▶ _What needs to be done_: Return a copy of every line in the records that includes the word "life".

▶ _Extracted entries_:
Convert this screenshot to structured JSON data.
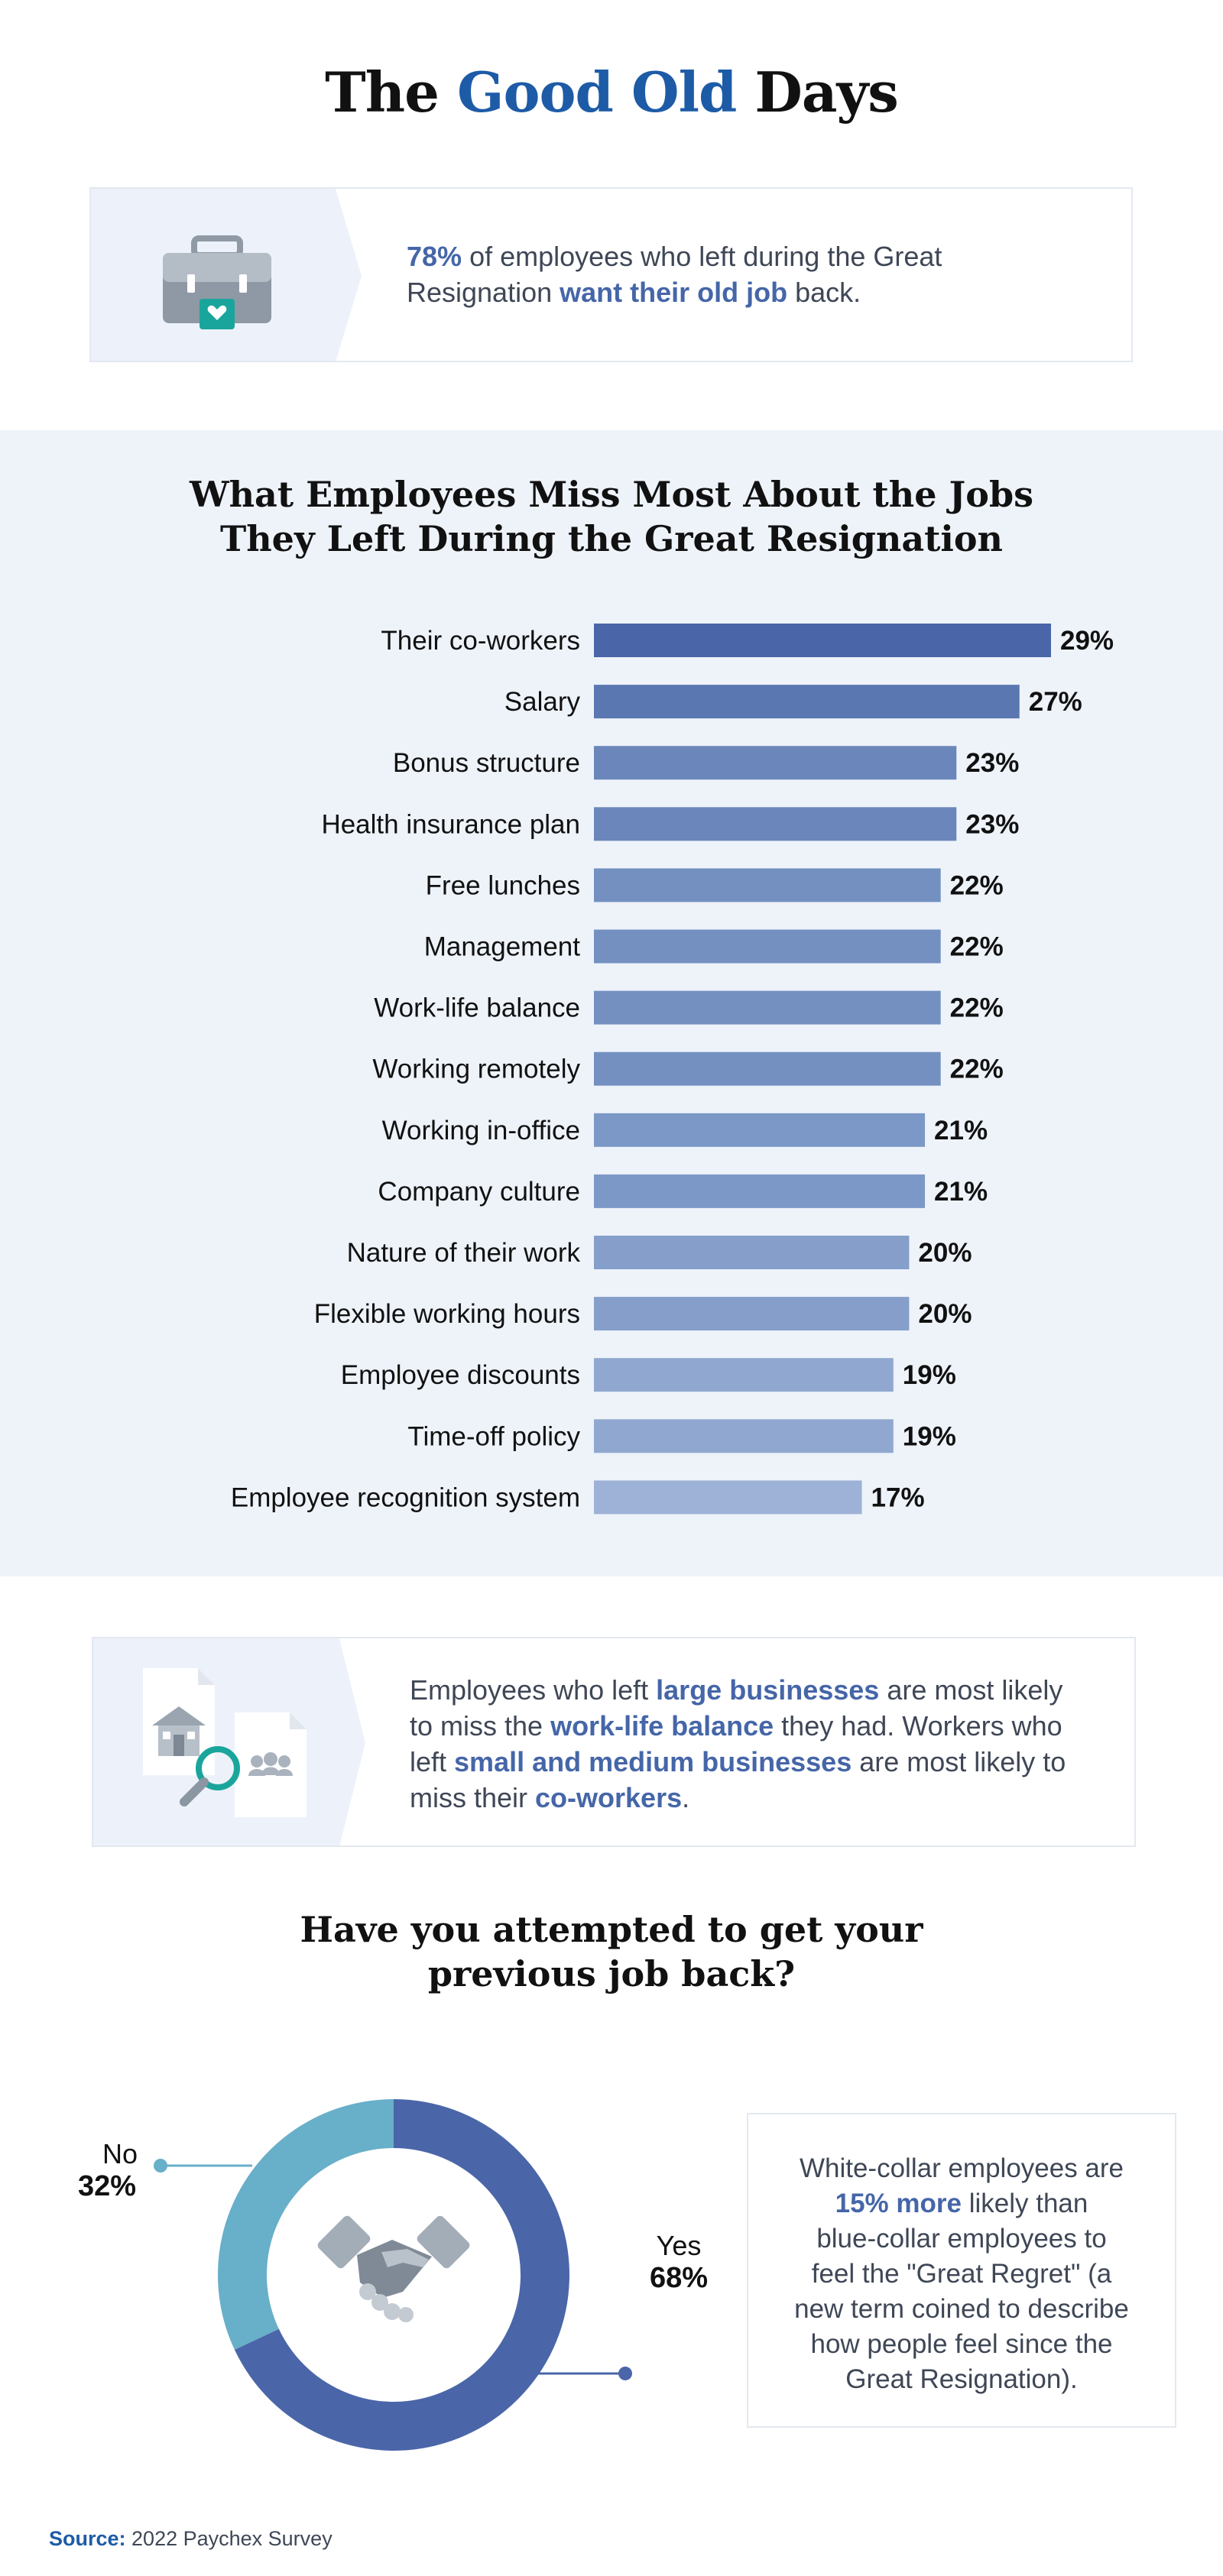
{
  "title": {
    "prefix": "The ",
    "accent": "Good Old",
    "suffix": " Days"
  },
  "callout1": {
    "parts": [
      {
        "text": "78%",
        "hl": true
      },
      {
        "text": " of employees who left during the Great Resignation ",
        "hl": false
      },
      {
        "text": "want their old job",
        "hl": true
      },
      {
        "text": " back.",
        "hl": false
      }
    ],
    "icon": "briefcase-heart-icon"
  },
  "chart_data": {
    "type": "bar",
    "orientation": "horizontal",
    "title": "What Employees Miss Most About the Jobs They Left During the Great Resignation",
    "title_lines": [
      "What Employees Miss Most About the Jobs",
      "They Left During the Great Resignation"
    ],
    "categories": [
      "Their co-workers",
      "Salary",
      "Bonus structure",
      "Health insurance plan",
      "Free lunches",
      "Management",
      "Work-life balance",
      "Working remotely",
      "Working in-office",
      "Company culture",
      "Nature of their work",
      "Flexible working hours",
      "Employee discounts",
      "Time-off policy",
      "Employee recognition system"
    ],
    "values": [
      29,
      27,
      23,
      23,
      22,
      22,
      22,
      22,
      21,
      21,
      20,
      20,
      19,
      19,
      17
    ],
    "value_labels": [
      "29%",
      "27%",
      "23%",
      "23%",
      "22%",
      "22%",
      "22%",
      "22%",
      "21%",
      "21%",
      "20%",
      "20%",
      "19%",
      "19%",
      "17%"
    ],
    "unit": "%",
    "xlim": [
      0,
      29
    ],
    "grid": false,
    "colors": [
      "#4a66a9",
      "#5b77b1",
      "#6a86bb",
      "#6a86bb",
      "#7390c1",
      "#7390c1",
      "#7390c1",
      "#7390c1",
      "#7c98c6",
      "#7c98c6",
      "#859fca",
      "#859fca",
      "#90a8cf",
      "#90a8cf",
      "#9db2d6"
    ]
  },
  "callout2": {
    "lines": [
      [
        {
          "text": "Employees who left ",
          "hl": false
        },
        {
          "text": "large businesses",
          "hl": true
        },
        {
          "text": " are most likely",
          "hl": false
        }
      ],
      [
        {
          "text": "to miss the ",
          "hl": false
        },
        {
          "text": "work-life balance",
          "hl": true
        },
        {
          "text": " they had. Workers who",
          "hl": false
        }
      ],
      [
        {
          "text": "left ",
          "hl": false
        },
        {
          "text": "small and medium businesses",
          "hl": true
        },
        {
          "text": " are most likely to",
          "hl": false
        }
      ],
      [
        {
          "text": "miss their ",
          "hl": false
        },
        {
          "text": "co-workers",
          "hl": true
        },
        {
          "text": ".",
          "hl": false
        }
      ]
    ],
    "icon": "business-search-icon"
  },
  "donut": {
    "title_lines": [
      "Have you attempted to get your",
      "previous job back?"
    ],
    "chart_data": {
      "type": "pie",
      "variant": "donut",
      "categories": [
        "Yes",
        "No"
      ],
      "values": [
        68,
        32
      ],
      "value_labels": [
        "68%",
        "32%"
      ],
      "colors": [
        "#4a66a9",
        "#68afc9"
      ]
    },
    "center_icon": "handshake-icon"
  },
  "regret": {
    "lines": [
      [
        {
          "text": "White-collar employees are",
          "hl": false
        }
      ],
      [
        {
          "text": "15% more",
          "hl": true
        },
        {
          "text": " likely than",
          "hl": false
        }
      ],
      [
        {
          "text": "blue-collar employees to",
          "hl": false
        }
      ],
      [
        {
          "text": "feel the \"Great Regret\" (a",
          "hl": false
        }
      ],
      [
        {
          "text": "new term coined to describe",
          "hl": false
        }
      ],
      [
        {
          "text": "how people feel since the",
          "hl": false
        }
      ],
      [
        {
          "text": "Great Resignation).",
          "hl": false
        }
      ]
    ]
  },
  "source": {
    "label": "Source:",
    "text": " 2022 Paychex Survey"
  }
}
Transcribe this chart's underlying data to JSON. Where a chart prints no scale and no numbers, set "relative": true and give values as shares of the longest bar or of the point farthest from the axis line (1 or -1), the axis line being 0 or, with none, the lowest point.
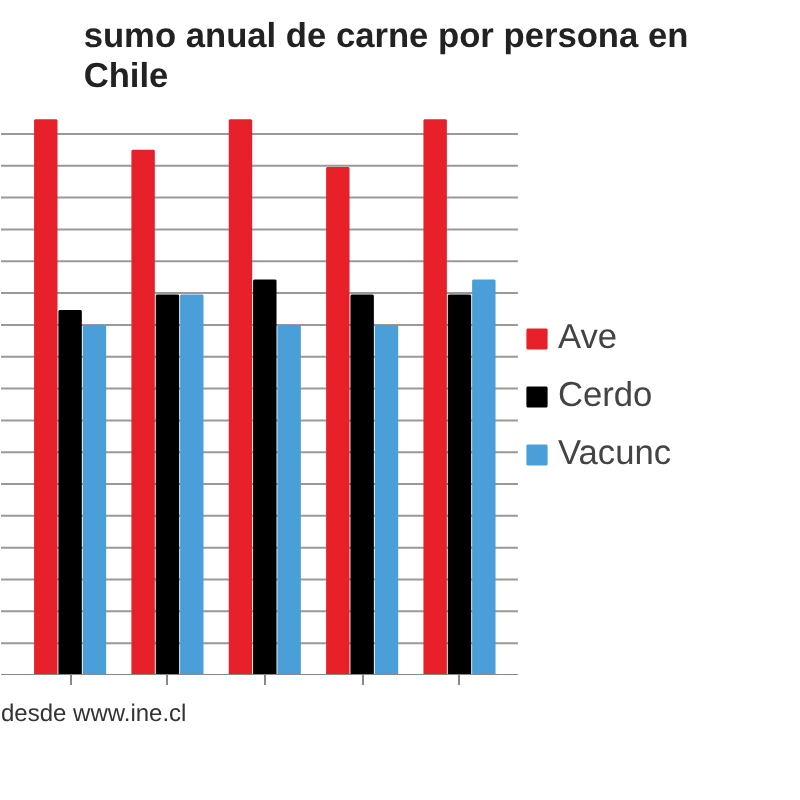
{
  "chart_data": {
    "type": "bar",
    "title": "sumo anual de carne por persona en\nChile",
    "relative": true,
    "categories": [
      null,
      null,
      null,
      null,
      null
    ],
    "series": [
      {
        "name": "Ave",
        "color": "#e8202a",
        "values": [
          1.0,
          0.945,
          1.0,
          0.914,
          1.0
        ]
      },
      {
        "name": "Cerdo",
        "color": "#000000",
        "values": [
          0.656,
          0.684,
          0.711,
          0.684,
          0.684
        ]
      },
      {
        "name": "Vacunc",
        "color": "#4a9fd8",
        "values": [
          0.629,
          0.684,
          0.629,
          0.629,
          0.711
        ]
      }
    ],
    "grid": "y",
    "legend": "right",
    "annotations": [
      "desde www.ine.cl"
    ]
  }
}
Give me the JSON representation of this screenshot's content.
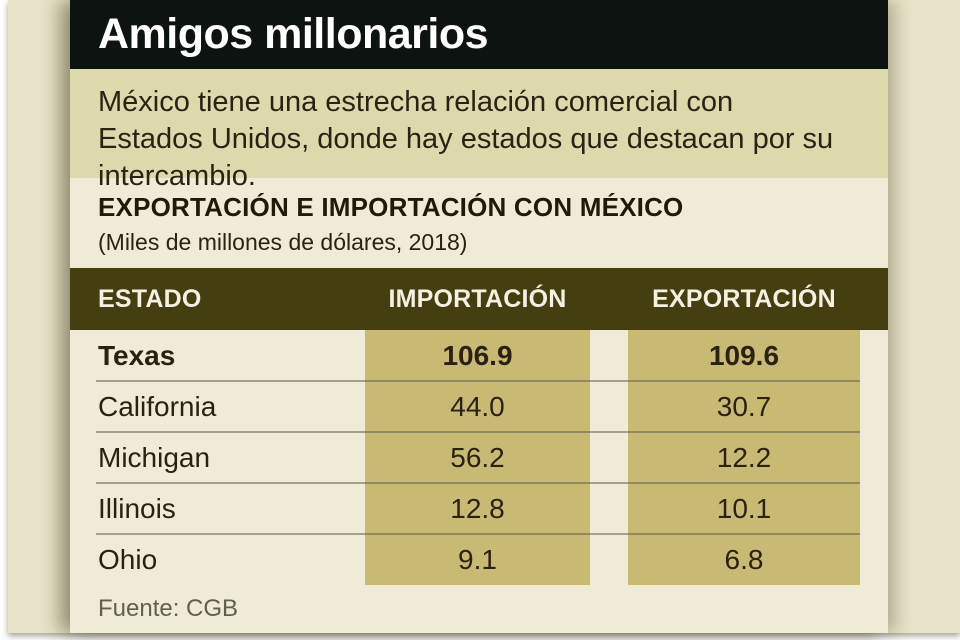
{
  "header": {
    "title": "Amigos millonarios"
  },
  "intro": {
    "text": "México tiene una estrecha relación comercial con Estados Unidos, donde hay estados que destacan por su intercambio."
  },
  "section": {
    "title": "EXPORTACIÓN E IMPORTACIÓN CON MÉXICO",
    "subtitle": "(Miles de millones de dólares, 2018)"
  },
  "chart_data": {
    "type": "table",
    "title": "EXPORTACIÓN E IMPORTACIÓN CON MÉXICO",
    "subtitle": "(Miles de millones de dólares, 2018)",
    "unit": "Miles de millones de dólares",
    "year": "2018",
    "columns": [
      "ESTADO",
      "IMPORTACIÓN",
      "EXPORTACIÓN"
    ],
    "rows": [
      {
        "state": "Texas",
        "importacion": "106.9",
        "exportacion": "109.6",
        "highlight": true
      },
      {
        "state": "California",
        "importacion": "44.0",
        "exportacion": "30.7",
        "highlight": false
      },
      {
        "state": "Michigan",
        "importacion": "56.2",
        "exportacion": "12.2",
        "highlight": false
      },
      {
        "state": "Illinois",
        "importacion": "12.8",
        "exportacion": "10.1",
        "highlight": false
      },
      {
        "state": "Ohio",
        "importacion": "9.1",
        "exportacion": "6.8",
        "highlight": false
      }
    ]
  },
  "footer": {
    "source": "Fuente: CGB"
  },
  "colors": {
    "title_band": "#0d1311",
    "title_text": "#ffffff",
    "intro_band": "#ded8ad",
    "card_background": "#efebd6",
    "backdrop_background": "#e9e4c9",
    "table_header_band": "#453e10",
    "table_header_text": "#f4f1e3",
    "column_highlight": "#c9ba73",
    "body_text": "#2a2110",
    "source_text": "#615f4e"
  }
}
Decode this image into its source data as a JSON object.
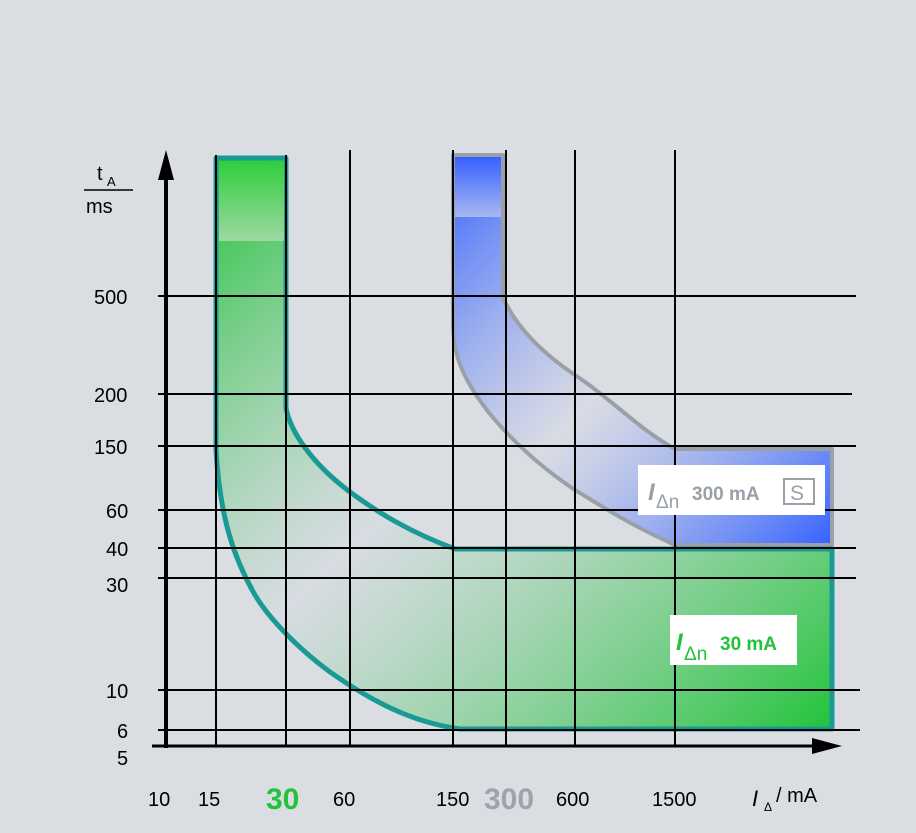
{
  "diagram": {
    "y_axis": {
      "label_top": "t",
      "label_top_sub": "A",
      "label_bottom": "ms",
      "ticks": [
        "500",
        "200",
        "150",
        "60",
        "40",
        "30",
        "10",
        "6",
        "5"
      ]
    },
    "x_axis": {
      "label_symbol": "I",
      "label_sub": "Δ",
      "label_unit": "/ mA",
      "ticks": [
        {
          "label": "10",
          "style": "normal"
        },
        {
          "label": "15",
          "style": "normal"
        },
        {
          "label": "30",
          "style": "highlight-green"
        },
        {
          "label": "60",
          "style": "normal"
        },
        {
          "label": "150",
          "style": "normal"
        },
        {
          "label": "300",
          "style": "highlight-gray"
        },
        {
          "label": "600",
          "style": "normal"
        },
        {
          "label": "1500",
          "style": "normal"
        }
      ]
    },
    "bands": {
      "green": {
        "label_symbol": "I",
        "label_sub": "Δn",
        "label_text": "30 mA",
        "color": "#22c33a",
        "outline": "#1a9a94"
      },
      "blue": {
        "label_symbol": "I",
        "label_sub": "Δn",
        "label_text": "300 mA",
        "label_box": "S",
        "color": "#3a66ff",
        "outline": "#9aa0a8"
      }
    },
    "colors": {
      "background": "#dadde2",
      "green_text": "#22c33a",
      "gray_text": "#a0a4aa"
    }
  }
}
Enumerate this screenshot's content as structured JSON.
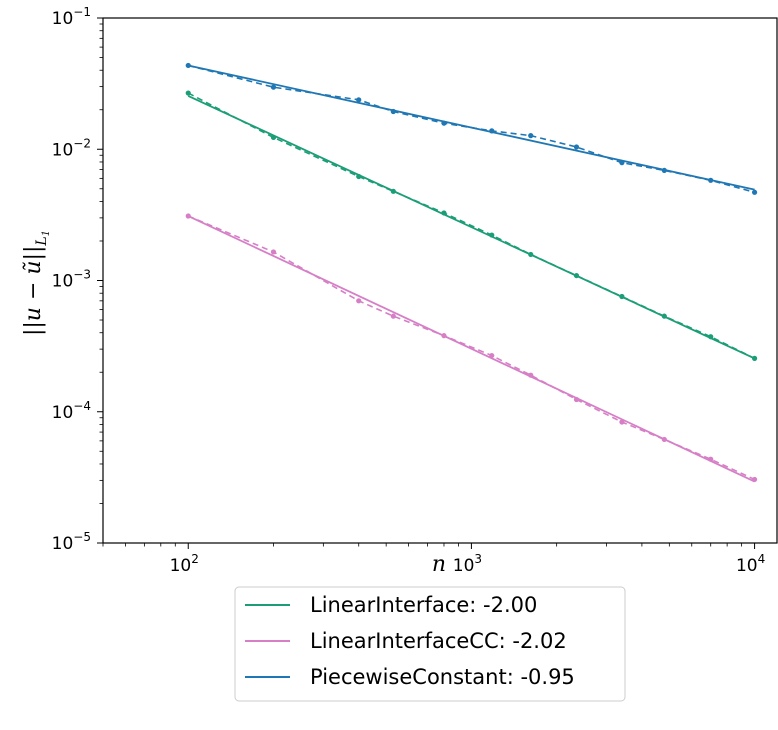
{
  "chart_data": {
    "type": "line",
    "xscale": "log",
    "yscale": "log",
    "xlim": [
      50,
      12000
    ],
    "ylim": [
      1e-05,
      0.1
    ],
    "xlabel": "n",
    "ylabel": "||u − ũ||L₁",
    "xticks": [
      {
        "value": 100,
        "base": "10",
        "exp": "2"
      },
      {
        "value": 1000,
        "base": "10",
        "exp": "3"
      },
      {
        "value": 10000,
        "base": "10",
        "exp": "4"
      }
    ],
    "yticks": [
      {
        "value": 0.1,
        "base": "10",
        "exp": "−1"
      },
      {
        "value": 0.01,
        "base": "10",
        "exp": "−2"
      },
      {
        "value": 0.001,
        "base": "10",
        "exp": "−3"
      },
      {
        "value": 0.0001,
        "base": "10",
        "exp": "−4"
      },
      {
        "value": 1e-05,
        "base": "10",
        "exp": "−5"
      }
    ],
    "grid": false,
    "legend_position": "below",
    "series": [
      {
        "name": "LinearInterface: -2.00",
        "color": "#1b9e77",
        "x": [
          100,
          200,
          400,
          530,
          800,
          1180,
          1620,
          2350,
          3400,
          4800,
          7000,
          10000
        ],
        "y": [
          0.0268,
          0.0123,
          0.0062,
          0.00478,
          0.00327,
          0.00222,
          0.00158,
          0.00109,
          0.000755,
          0.000535,
          0.000373,
          0.000255
        ],
        "fit": {
          "x": [
            100,
            10000
          ],
          "y": [
            0.0255,
            0.000255
          ]
        }
      },
      {
        "name": "LinearInterfaceCC: -2.02",
        "color": "#d67fc7",
        "x": [
          100,
          200,
          400,
          530,
          800,
          1180,
          1620,
          2350,
          3400,
          4800,
          7000,
          10000
        ],
        "y": [
          0.0031,
          0.00165,
          0.0007,
          0.000535,
          0.00038,
          0.000268,
          0.00019,
          0.000124,
          8.35e-05,
          6.15e-05,
          4.35e-05,
          3.05e-05
        ],
        "fit": {
          "x": [
            100,
            10000
          ],
          "y": [
            0.0031,
            2.94e-05
          ]
        }
      },
      {
        "name": "PiecewiseConstant: -0.95",
        "color": "#1f77b4",
        "x": [
          100,
          200,
          400,
          530,
          800,
          1180,
          1620,
          2350,
          3400,
          4800,
          7000,
          10000
        ],
        "y": [
          0.0435,
          0.0297,
          0.0238,
          0.0194,
          0.0158,
          0.0138,
          0.0127,
          0.0104,
          0.0079,
          0.0069,
          0.0058,
          0.0047
        ],
        "fit": {
          "x": [
            100,
            10000
          ],
          "y": [
            0.0435,
            0.00492
          ]
        }
      }
    ]
  }
}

▶ _Problem solution_:
      "Work-life balance",
          "text": "work-life balance",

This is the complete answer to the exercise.